[Task directions] State the number of lines, and only that number, in which the word "DRIVE" appears.

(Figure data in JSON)
::::::::::

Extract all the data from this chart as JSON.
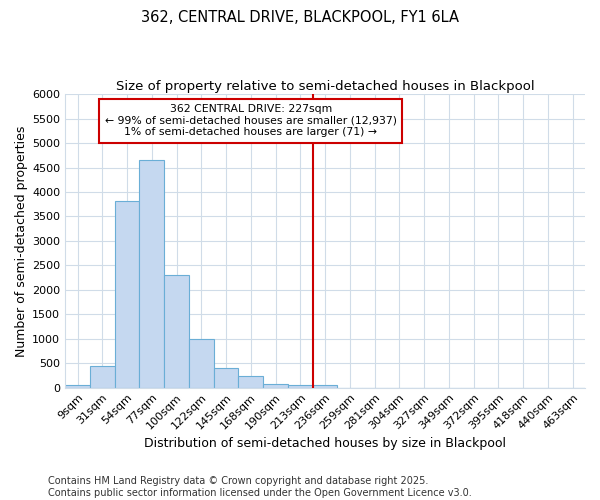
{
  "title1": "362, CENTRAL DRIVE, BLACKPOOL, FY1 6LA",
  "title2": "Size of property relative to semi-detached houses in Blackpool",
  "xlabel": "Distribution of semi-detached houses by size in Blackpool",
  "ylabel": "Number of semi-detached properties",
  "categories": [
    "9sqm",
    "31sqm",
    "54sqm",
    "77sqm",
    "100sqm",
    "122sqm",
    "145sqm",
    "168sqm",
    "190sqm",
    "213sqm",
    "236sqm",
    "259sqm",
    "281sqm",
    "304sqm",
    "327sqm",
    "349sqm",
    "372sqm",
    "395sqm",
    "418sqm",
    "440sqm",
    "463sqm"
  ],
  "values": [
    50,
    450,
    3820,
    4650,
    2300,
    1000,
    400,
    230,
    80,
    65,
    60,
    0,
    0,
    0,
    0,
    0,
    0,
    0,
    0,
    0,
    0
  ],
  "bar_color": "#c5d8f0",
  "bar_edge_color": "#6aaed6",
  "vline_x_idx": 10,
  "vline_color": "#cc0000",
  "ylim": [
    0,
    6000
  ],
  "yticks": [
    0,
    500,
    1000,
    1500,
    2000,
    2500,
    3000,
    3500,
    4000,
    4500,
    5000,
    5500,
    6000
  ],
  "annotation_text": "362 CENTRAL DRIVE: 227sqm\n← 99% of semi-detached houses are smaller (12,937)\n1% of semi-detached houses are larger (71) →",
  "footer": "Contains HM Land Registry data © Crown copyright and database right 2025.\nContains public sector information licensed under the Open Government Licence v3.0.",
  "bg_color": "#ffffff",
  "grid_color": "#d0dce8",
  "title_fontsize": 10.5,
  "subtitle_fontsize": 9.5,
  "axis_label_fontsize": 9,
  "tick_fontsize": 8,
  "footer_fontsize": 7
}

::::::::::

[Expected output] 2